# Given instruction:
Look below. Copy each line that has "высшего" in it.

Dataset rows
──────────────────────────────

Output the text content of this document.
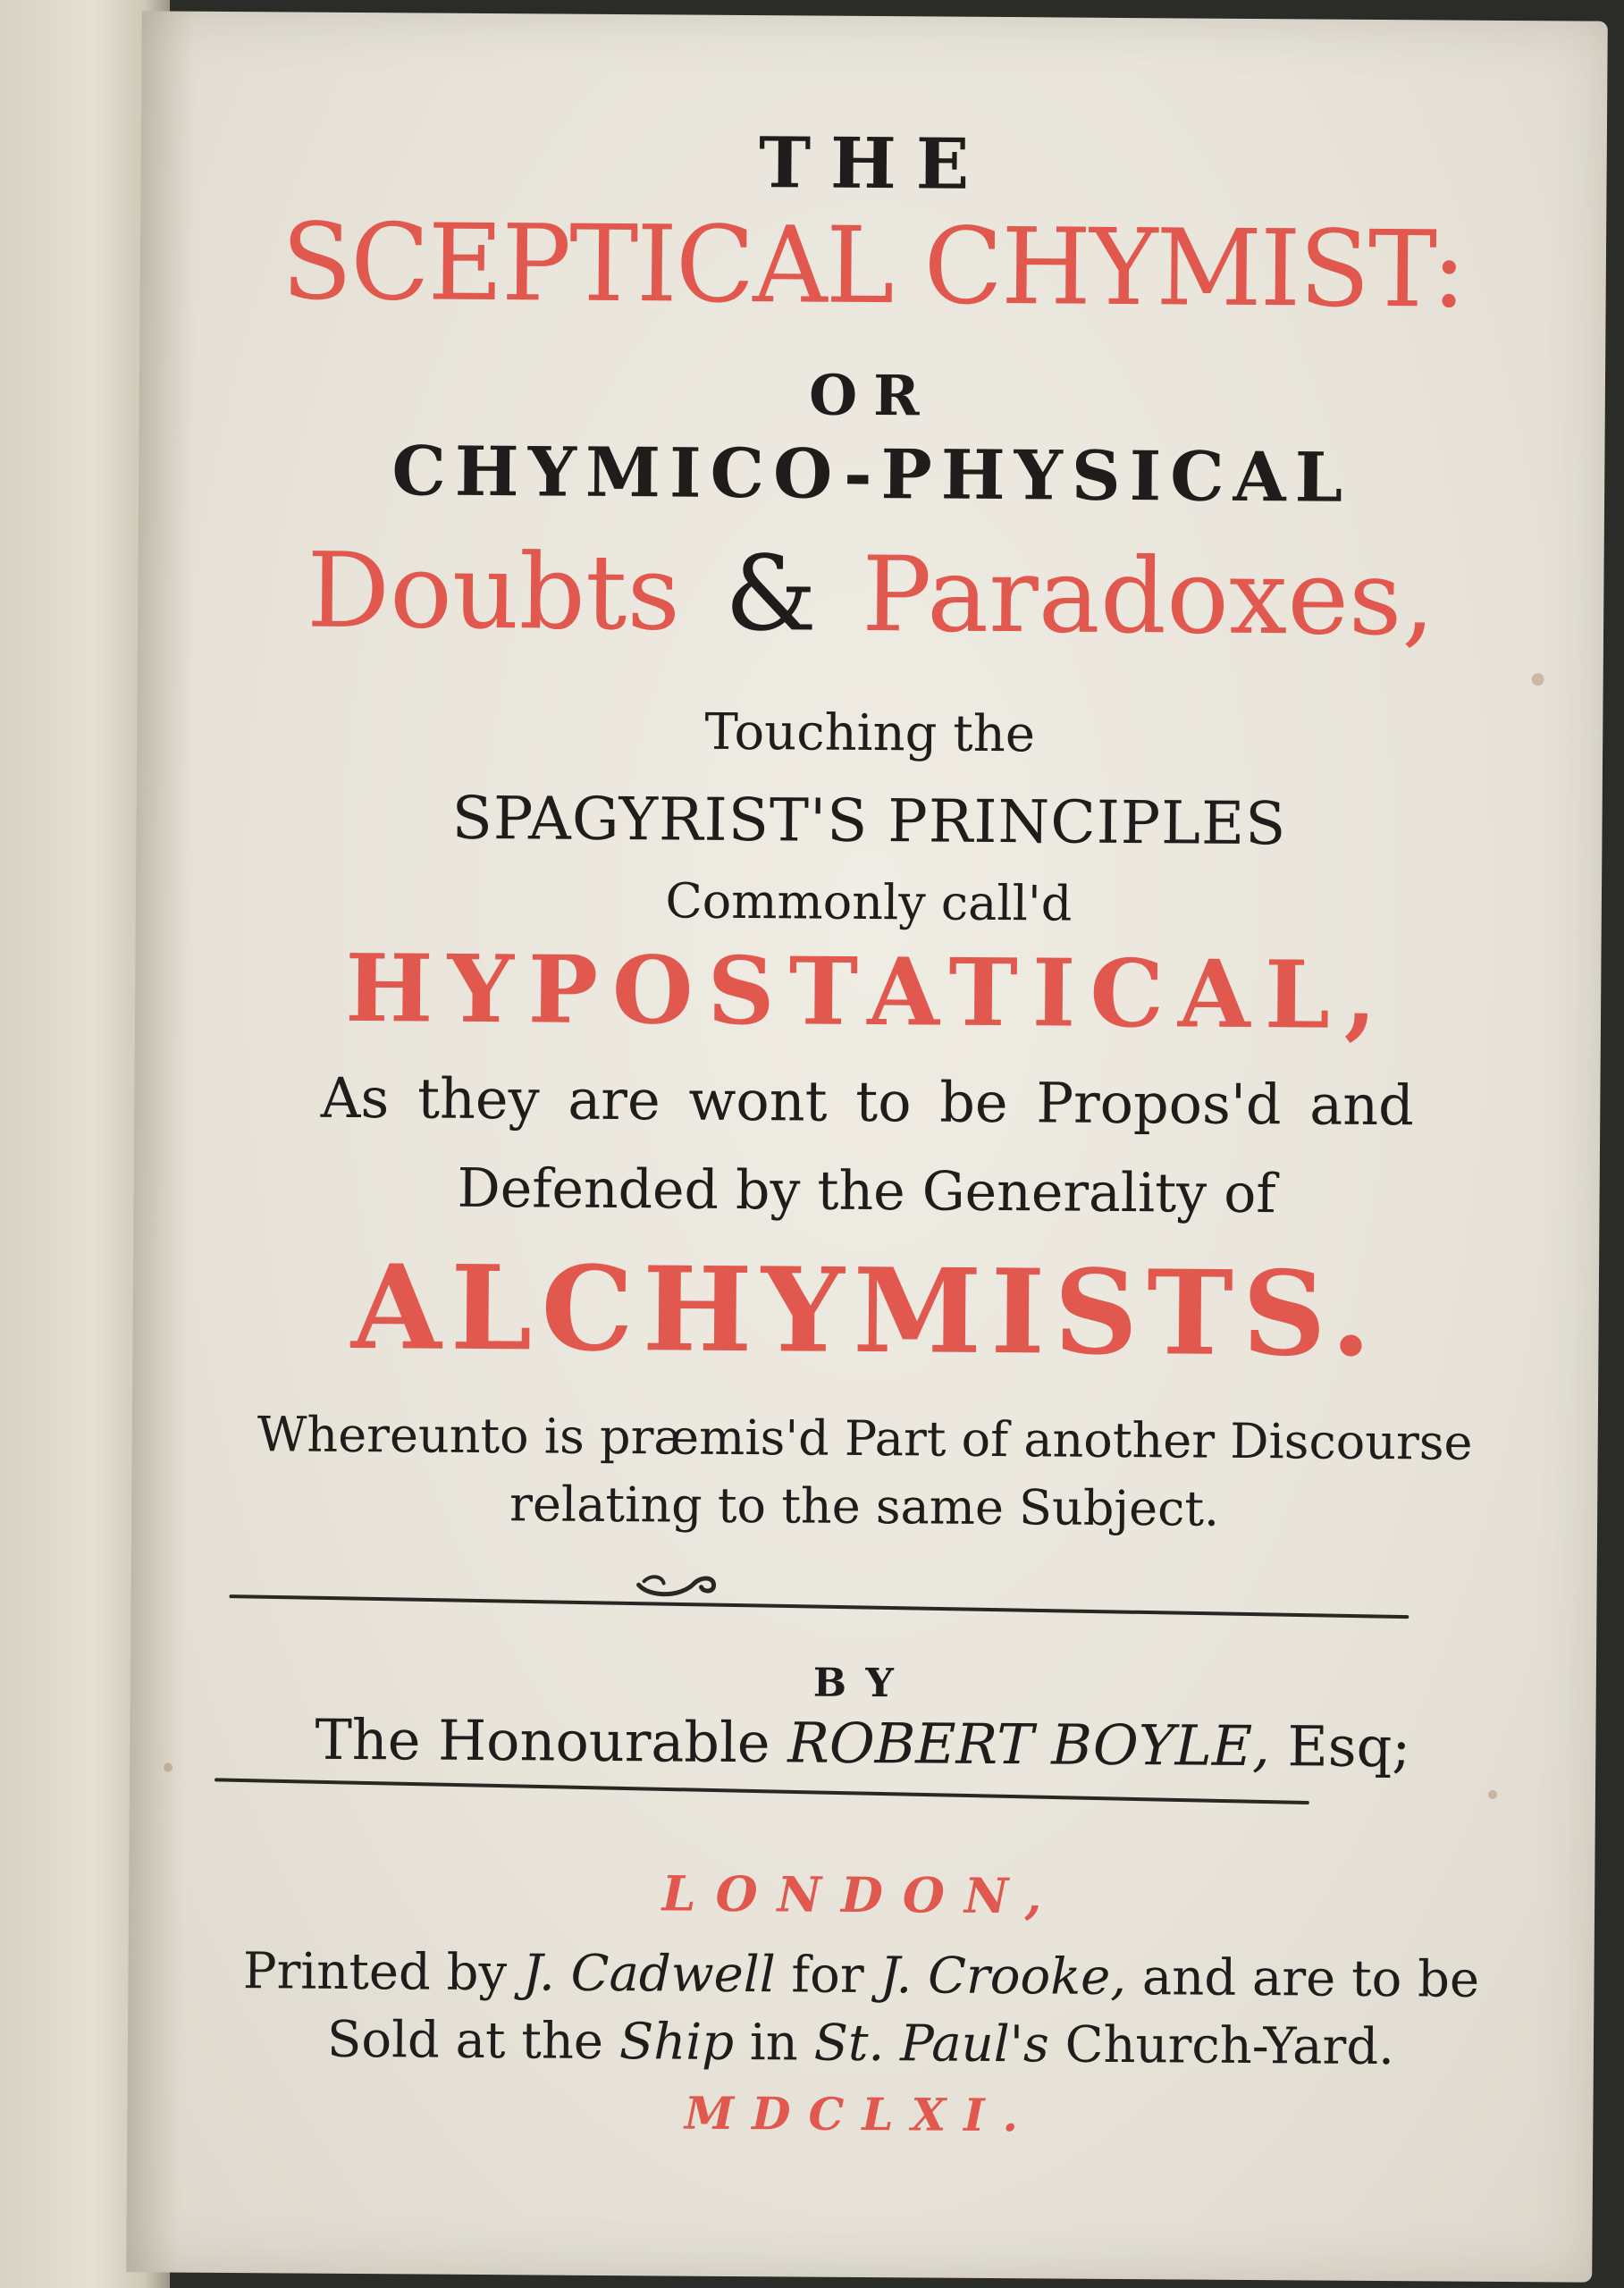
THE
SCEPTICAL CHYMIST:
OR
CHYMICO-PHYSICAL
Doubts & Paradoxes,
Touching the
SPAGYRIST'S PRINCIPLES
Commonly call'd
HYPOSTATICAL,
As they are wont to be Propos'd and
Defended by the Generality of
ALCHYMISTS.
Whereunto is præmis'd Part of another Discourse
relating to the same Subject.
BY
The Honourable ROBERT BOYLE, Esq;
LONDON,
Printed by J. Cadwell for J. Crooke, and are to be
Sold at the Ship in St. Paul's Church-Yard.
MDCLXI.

──────────────────────────────

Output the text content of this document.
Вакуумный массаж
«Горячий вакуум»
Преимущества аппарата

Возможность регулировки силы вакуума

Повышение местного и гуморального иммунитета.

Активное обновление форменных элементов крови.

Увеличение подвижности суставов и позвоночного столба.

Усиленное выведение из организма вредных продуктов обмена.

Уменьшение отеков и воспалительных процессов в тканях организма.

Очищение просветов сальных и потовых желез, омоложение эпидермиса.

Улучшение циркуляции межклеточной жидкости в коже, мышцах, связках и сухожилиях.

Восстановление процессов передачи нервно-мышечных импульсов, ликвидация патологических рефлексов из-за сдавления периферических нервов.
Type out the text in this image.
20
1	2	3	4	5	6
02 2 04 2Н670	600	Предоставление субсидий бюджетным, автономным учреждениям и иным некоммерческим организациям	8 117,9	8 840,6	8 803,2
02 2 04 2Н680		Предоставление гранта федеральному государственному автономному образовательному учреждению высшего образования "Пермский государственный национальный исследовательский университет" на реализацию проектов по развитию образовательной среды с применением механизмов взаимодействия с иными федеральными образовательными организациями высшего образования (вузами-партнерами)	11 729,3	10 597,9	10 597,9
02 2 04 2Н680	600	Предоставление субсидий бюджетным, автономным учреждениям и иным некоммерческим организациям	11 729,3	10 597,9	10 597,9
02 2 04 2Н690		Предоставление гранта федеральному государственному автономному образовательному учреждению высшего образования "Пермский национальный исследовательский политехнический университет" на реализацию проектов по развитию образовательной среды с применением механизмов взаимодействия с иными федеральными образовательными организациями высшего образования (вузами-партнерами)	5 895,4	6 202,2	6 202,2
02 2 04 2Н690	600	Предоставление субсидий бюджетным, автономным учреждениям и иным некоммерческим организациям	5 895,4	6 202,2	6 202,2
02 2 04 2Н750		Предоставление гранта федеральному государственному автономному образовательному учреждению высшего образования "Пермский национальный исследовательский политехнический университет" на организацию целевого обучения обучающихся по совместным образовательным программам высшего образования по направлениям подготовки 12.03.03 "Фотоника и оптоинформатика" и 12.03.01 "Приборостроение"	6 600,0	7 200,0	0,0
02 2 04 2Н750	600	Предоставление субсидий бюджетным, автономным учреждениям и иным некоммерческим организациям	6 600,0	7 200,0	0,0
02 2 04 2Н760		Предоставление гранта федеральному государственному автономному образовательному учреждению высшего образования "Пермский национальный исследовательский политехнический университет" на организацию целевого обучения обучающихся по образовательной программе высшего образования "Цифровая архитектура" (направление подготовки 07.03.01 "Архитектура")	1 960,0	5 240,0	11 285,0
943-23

──────────────────────────────

# Response to this exercise:
02 2 04 2Н680		Предоставление гранта федеральному государственному автономному образовательному учреждению высшего образования "Пермский государственный национальный исследовательский университет" на реализацию проектов по развитию образовательной среды с применением механизмов взаимодействия с иными федеральными образовательными организациями высшего образования (вузами-партнерами)	11 729,3	10 597,9	10 597,9
02 2 04 2Н690		Предоставление гранта федеральному государственному автономному образовательному учреждению высшего образования "Пермский национальный исследовательский политехнический университет" на реализацию проектов по развитию образовательной среды с применением механизмов взаимодействия с иными федеральными образовательными организациями высшего образования (вузами-партнерами)	5 895,4	6 202,2	6 202,2
02 2 04 2Н750		Предоставление гранта федеральному государственному автономному образовательному учреждению высшего образования "Пермский национальный исследовательский политехнический университет" на организацию целевого обучения обучающихся по совместным образовательным программам высшего образования по направлениям подготовки 12.03.03 "Фотоника и оптоинформатика" и 12.03.01 "Приборостроение"	6 600,0	7 200,0	0,0
02 2 04 2Н760		Предоставление гранта федеральному государственному автономному образовательному учреждению высшего образования "Пермский национальный исследовательский политехнический университет" на организацию целевого обучения обучающихся по образовательной программе высшего образования "Цифровая архитектура" (направление подготовки 07.03.01 "Архитектура")	1 960,0	5 240,0	11 285,0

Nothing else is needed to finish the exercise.